# Task statement
Comb the records below for the string "Chunks" and copy each line where it turns up.

— Start Data lines —

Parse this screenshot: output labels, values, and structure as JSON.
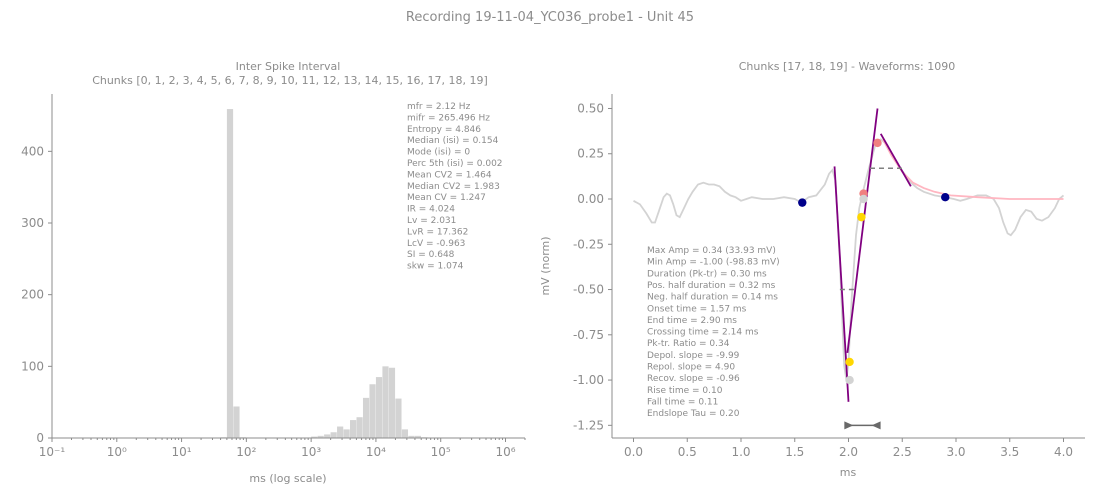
{
  "title": "Recording 19-11-04_YC036_probe1 - Unit 45",
  "chart_data": [
    {
      "type": "bar",
      "title": "Inter Spike Interval",
      "subtitle": "Chunks [0, 1, 2, 3, 4, 5, 6, 7, 8, 9, 10, 11, 12, 13, 14, 15, 16, 17, 18, 19]",
      "xlabel": "ms (log scale)",
      "ylabel": "",
      "x_scale": "log",
      "xlim": [
        0.1,
        2000000
      ],
      "ylim": [
        0,
        480
      ],
      "x_ticks": [
        {
          "value": 0.1,
          "label": "10⁻¹"
        },
        {
          "value": 1,
          "label": "10⁰"
        },
        {
          "value": 10,
          "label": "10¹"
        },
        {
          "value": 100,
          "label": "10²"
        },
        {
          "value": 1000,
          "label": "10³"
        },
        {
          "value": 10000,
          "label": "10⁴"
        },
        {
          "value": 100000,
          "label": "10⁵"
        },
        {
          "value": 1000000,
          "label": "10⁶"
        }
      ],
      "y_ticks": [
        0,
        100,
        200,
        300,
        400
      ],
      "bar_color": "#d3d3d3",
      "bins": [
        {
          "x0": 39.8,
          "x1": 50.1,
          "count": 1
        },
        {
          "x0": 50.1,
          "x1": 63.1,
          "count": 459
        },
        {
          "x0": 63.1,
          "x1": 79.4,
          "count": 44
        },
        {
          "x0": 79.4,
          "x1": 100,
          "count": 1
        },
        {
          "x0": 1000,
          "x1": 1259,
          "count": 2
        },
        {
          "x0": 1259,
          "x1": 1585,
          "count": 3
        },
        {
          "x0": 1585,
          "x1": 1995,
          "count": 5
        },
        {
          "x0": 1995,
          "x1": 2512,
          "count": 8
        },
        {
          "x0": 2512,
          "x1": 3162,
          "count": 16
        },
        {
          "x0": 3162,
          "x1": 3981,
          "count": 12
        },
        {
          "x0": 3981,
          "x1": 5012,
          "count": 25
        },
        {
          "x0": 5012,
          "x1": 6310,
          "count": 29
        },
        {
          "x0": 6310,
          "x1": 7943,
          "count": 56
        },
        {
          "x0": 7943,
          "x1": 10000,
          "count": 75
        },
        {
          "x0": 10000,
          "x1": 12589,
          "count": 85
        },
        {
          "x0": 12589,
          "x1": 15849,
          "count": 100
        },
        {
          "x0": 15849,
          "x1": 19953,
          "count": 98
        },
        {
          "x0": 19953,
          "x1": 25119,
          "count": 55
        },
        {
          "x0": 25119,
          "x1": 31623,
          "count": 12
        },
        {
          "x0": 31623,
          "x1": 39811,
          "count": 3
        },
        {
          "x0": 39811,
          "x1": 50119,
          "count": 3
        },
        {
          "x0": 50119,
          "x1": 63096,
          "count": 1
        }
      ],
      "stats": [
        "mfr = 2.12 Hz",
        "mifr = 265.496 Hz",
        "Entropy = 4.846",
        "Median (isi) = 0.154",
        "Mode (isi) = 0",
        "Perc 5th (isi) = 0.002",
        "Mean CV2 = 1.464",
        "Median CV2 = 1.983",
        "Mean CV = 1.247",
        "IR = 4.024",
        "Lv = 2.031",
        "LvR = 17.362",
        "LcV = -0.963",
        "SI = 0.648",
        "skw = 1.074"
      ]
    },
    {
      "type": "line",
      "title": "Chunks [17, 18, 19] - Waveforms: 1090",
      "xlabel": "ms",
      "ylabel": "mV (norm)",
      "xlim": [
        -0.2,
        4.2
      ],
      "ylim": [
        -1.32,
        0.58
      ],
      "x_ticks": [
        0.0,
        0.5,
        1.0,
        1.5,
        2.0,
        2.5,
        3.0,
        3.5,
        4.0
      ],
      "y_ticks": [
        0.5,
        0.25,
        0.0,
        -0.25,
        -0.5,
        -0.75,
        -1.0,
        -1.25
      ],
      "colors": {
        "waveform": "#d3d3d3",
        "slope": "#800080",
        "recovery_fit": "#ffb6c1",
        "marker_dark": "#00008b",
        "marker_red": "#f08080",
        "marker_yellow": "#ffd700",
        "marker_gray": "#d3d3d3",
        "half_width": "#808080",
        "bracket": "#696969"
      },
      "waveform": [
        [
          0.0,
          -0.01
        ],
        [
          0.06,
          -0.03
        ],
        [
          0.12,
          -0.08
        ],
        [
          0.17,
          -0.13
        ],
        [
          0.2,
          -0.13
        ],
        [
          0.24,
          -0.06
        ],
        [
          0.28,
          0.01
        ],
        [
          0.31,
          0.03
        ],
        [
          0.34,
          0.02
        ],
        [
          0.37,
          -0.03
        ],
        [
          0.4,
          -0.09
        ],
        [
          0.43,
          -0.1
        ],
        [
          0.47,
          -0.05
        ],
        [
          0.51,
          0.0
        ],
        [
          0.55,
          0.04
        ],
        [
          0.6,
          0.08
        ],
        [
          0.65,
          0.09
        ],
        [
          0.7,
          0.08
        ],
        [
          0.75,
          0.08
        ],
        [
          0.8,
          0.07
        ],
        [
          0.85,
          0.04
        ],
        [
          0.9,
          0.02
        ],
        [
          0.95,
          0.01
        ],
        [
          1.0,
          -0.01
        ],
        [
          1.05,
          0.0
        ],
        [
          1.1,
          0.01
        ],
        [
          1.2,
          0.0
        ],
        [
          1.3,
          0.0
        ],
        [
          1.4,
          0.01
        ],
        [
          1.5,
          0.0
        ],
        [
          1.56,
          -0.02
        ],
        [
          1.63,
          0.01
        ],
        [
          1.7,
          0.02
        ],
        [
          1.78,
          0.08
        ],
        [
          1.82,
          0.14
        ],
        [
          1.85,
          0.16
        ],
        [
          1.88,
          0.1
        ],
        [
          1.92,
          -0.35
        ],
        [
          1.96,
          -0.92
        ],
        [
          1.98,
          -1.0
        ],
        [
          2.0,
          -0.9
        ],
        [
          2.03,
          -0.55
        ],
        [
          2.07,
          -0.2
        ],
        [
          2.1,
          -0.05
        ],
        [
          2.13,
          0.03
        ],
        [
          2.18,
          0.15
        ],
        [
          2.25,
          0.3
        ],
        [
          2.3,
          0.33
        ],
        [
          2.36,
          0.3
        ],
        [
          2.42,
          0.23
        ],
        [
          2.48,
          0.17
        ],
        [
          2.52,
          0.14
        ],
        [
          2.58,
          0.09
        ],
        [
          2.64,
          0.06
        ],
        [
          2.7,
          0.04
        ],
        [
          2.8,
          0.02
        ],
        [
          2.9,
          0.01
        ],
        [
          2.98,
          0.0
        ],
        [
          3.04,
          -0.01
        ],
        [
          3.1,
          0.0
        ],
        [
          3.2,
          0.02
        ],
        [
          3.28,
          0.02
        ],
        [
          3.35,
          0.0
        ],
        [
          3.4,
          -0.05
        ],
        [
          3.44,
          -0.13
        ],
        [
          3.48,
          -0.19
        ],
        [
          3.51,
          -0.2
        ],
        [
          3.55,
          -0.17
        ],
        [
          3.6,
          -0.1
        ],
        [
          3.65,
          -0.06
        ],
        [
          3.7,
          -0.07
        ],
        [
          3.75,
          -0.11
        ],
        [
          3.8,
          -0.12
        ],
        [
          3.86,
          -0.1
        ],
        [
          3.92,
          -0.05
        ],
        [
          3.96,
          0.0
        ],
        [
          4.0,
          0.02
        ]
      ],
      "depol_slope_line": [
        [
          1.87,
          0.18
        ],
        [
          2.0,
          -1.12
        ]
      ],
      "repol_slope_line": [
        [
          1.99,
          -0.85
        ],
        [
          2.27,
          0.5
        ]
      ],
      "recov_slope_line": [
        [
          2.3,
          0.36
        ],
        [
          2.58,
          0.07
        ]
      ],
      "recovery_fit": [
        [
          2.32,
          0.33
        ],
        [
          2.4,
          0.24
        ],
        [
          2.5,
          0.15
        ],
        [
          2.6,
          0.09
        ],
        [
          2.7,
          0.06
        ],
        [
          2.8,
          0.04
        ],
        [
          2.95,
          0.02
        ],
        [
          3.2,
          0.01
        ],
        [
          3.5,
          0.0
        ],
        [
          4.0,
          0.0
        ]
      ],
      "half_width_lines": [
        {
          "x": [
            2.2,
            2.5
          ],
          "y": 0.17
        },
        {
          "x": [
            1.92,
            2.06
          ],
          "y": -0.5
        }
      ],
      "markers": [
        {
          "x": 1.57,
          "y": -0.02,
          "color": "marker_dark"
        },
        {
          "x": 2.9,
          "y": 0.01,
          "color": "marker_dark"
        },
        {
          "x": 2.27,
          "y": 0.31,
          "color": "marker_red"
        },
        {
          "x": 2.14,
          "y": 0.03,
          "color": "marker_red"
        },
        {
          "x": 2.12,
          "y": -0.1,
          "color": "marker_yellow"
        },
        {
          "x": 2.01,
          "y": -0.9,
          "color": "marker_yellow"
        },
        {
          "x": 2.14,
          "y": 0.0,
          "color": "marker_gray"
        },
        {
          "x": 2.01,
          "y": -1.0,
          "color": "marker_gray"
        }
      ],
      "duration_bracket": {
        "x": [
          1.98,
          2.28
        ],
        "y": -1.25
      },
      "stats": [
        "Max Amp = 0.34 (33.93 mV)",
        "Min Amp = -1.00 (-98.83 mV)",
        "Duration (Pk-tr) = 0.30 ms",
        "Pos. half duration = 0.32 ms",
        "Neg. half duration = 0.14 ms",
        "Onset time = 1.57 ms",
        "End time = 2.90 ms",
        "Crossing time = 2.14 ms",
        "Pk-tr. Ratio = 0.34",
        "Depol. slope = -9.99",
        "Repol. slope = 4.90",
        "Recov. slope = -0.96",
        "Rise time = 0.10",
        "Fall time = 0.11",
        "Endslope Tau = 0.20"
      ]
    }
  ]
}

— End Data lines —

# The reply
      "subtitle": "Chunks [0, 1, 2, 3, 4, 5, 6, 7, 8, 9, 10, 11, 12, 13, 14, 15, 16, 17, 18, 19]",
      "title": "Chunks [17, 18, 19] - Waveforms: 1090",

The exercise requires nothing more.